◆ **What this task involves**:
Look through the data below. Show each line where the string "kuni" occurs.

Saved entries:
▼▼▼
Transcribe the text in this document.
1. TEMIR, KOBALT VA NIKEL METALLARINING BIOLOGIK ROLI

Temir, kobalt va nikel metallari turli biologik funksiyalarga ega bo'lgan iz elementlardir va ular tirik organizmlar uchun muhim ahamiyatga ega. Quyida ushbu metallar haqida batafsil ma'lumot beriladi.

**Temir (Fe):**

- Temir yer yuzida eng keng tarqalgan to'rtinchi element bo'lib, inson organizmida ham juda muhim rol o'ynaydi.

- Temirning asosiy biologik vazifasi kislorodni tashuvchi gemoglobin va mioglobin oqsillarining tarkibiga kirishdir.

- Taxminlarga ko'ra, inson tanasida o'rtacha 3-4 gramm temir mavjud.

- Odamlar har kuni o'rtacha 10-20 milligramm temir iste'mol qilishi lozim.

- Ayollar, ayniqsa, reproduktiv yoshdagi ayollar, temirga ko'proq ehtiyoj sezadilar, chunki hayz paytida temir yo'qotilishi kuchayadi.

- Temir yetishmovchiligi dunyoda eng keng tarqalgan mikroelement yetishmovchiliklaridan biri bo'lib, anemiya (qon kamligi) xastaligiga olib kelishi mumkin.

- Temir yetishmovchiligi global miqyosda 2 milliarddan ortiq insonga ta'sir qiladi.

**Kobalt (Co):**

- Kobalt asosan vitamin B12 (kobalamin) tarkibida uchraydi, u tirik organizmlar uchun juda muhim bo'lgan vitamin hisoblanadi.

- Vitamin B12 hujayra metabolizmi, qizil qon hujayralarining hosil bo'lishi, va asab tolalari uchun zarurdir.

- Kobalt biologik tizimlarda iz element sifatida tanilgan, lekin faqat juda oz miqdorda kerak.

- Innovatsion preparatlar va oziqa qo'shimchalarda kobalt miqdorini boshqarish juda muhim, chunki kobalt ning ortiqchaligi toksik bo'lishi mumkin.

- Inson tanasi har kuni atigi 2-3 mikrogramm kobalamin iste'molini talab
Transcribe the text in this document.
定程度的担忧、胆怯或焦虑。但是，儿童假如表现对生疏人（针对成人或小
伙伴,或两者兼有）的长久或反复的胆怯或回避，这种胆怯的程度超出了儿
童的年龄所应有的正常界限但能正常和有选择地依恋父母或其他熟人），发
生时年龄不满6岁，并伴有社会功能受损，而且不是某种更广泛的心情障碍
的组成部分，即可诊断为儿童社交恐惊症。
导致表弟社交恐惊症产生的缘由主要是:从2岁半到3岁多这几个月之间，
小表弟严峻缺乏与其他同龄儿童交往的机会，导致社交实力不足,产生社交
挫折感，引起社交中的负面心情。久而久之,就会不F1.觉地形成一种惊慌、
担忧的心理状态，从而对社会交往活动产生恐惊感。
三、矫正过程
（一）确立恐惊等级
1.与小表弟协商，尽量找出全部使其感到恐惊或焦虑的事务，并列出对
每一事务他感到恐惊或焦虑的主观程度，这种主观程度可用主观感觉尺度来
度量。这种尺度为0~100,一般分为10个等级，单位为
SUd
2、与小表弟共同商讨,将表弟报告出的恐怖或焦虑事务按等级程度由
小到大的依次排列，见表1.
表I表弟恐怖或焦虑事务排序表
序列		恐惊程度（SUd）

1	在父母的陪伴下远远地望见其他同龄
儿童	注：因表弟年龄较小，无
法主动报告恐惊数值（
▲▲▲
◆ **Output below**:
- Odamlar har kuni o'rtacha 10-20 milligramm temir iste'mol qilishi lozim.
- Inson tanasi har kuni atigi 2-3 mikrogramm kobalamin iste'molini talab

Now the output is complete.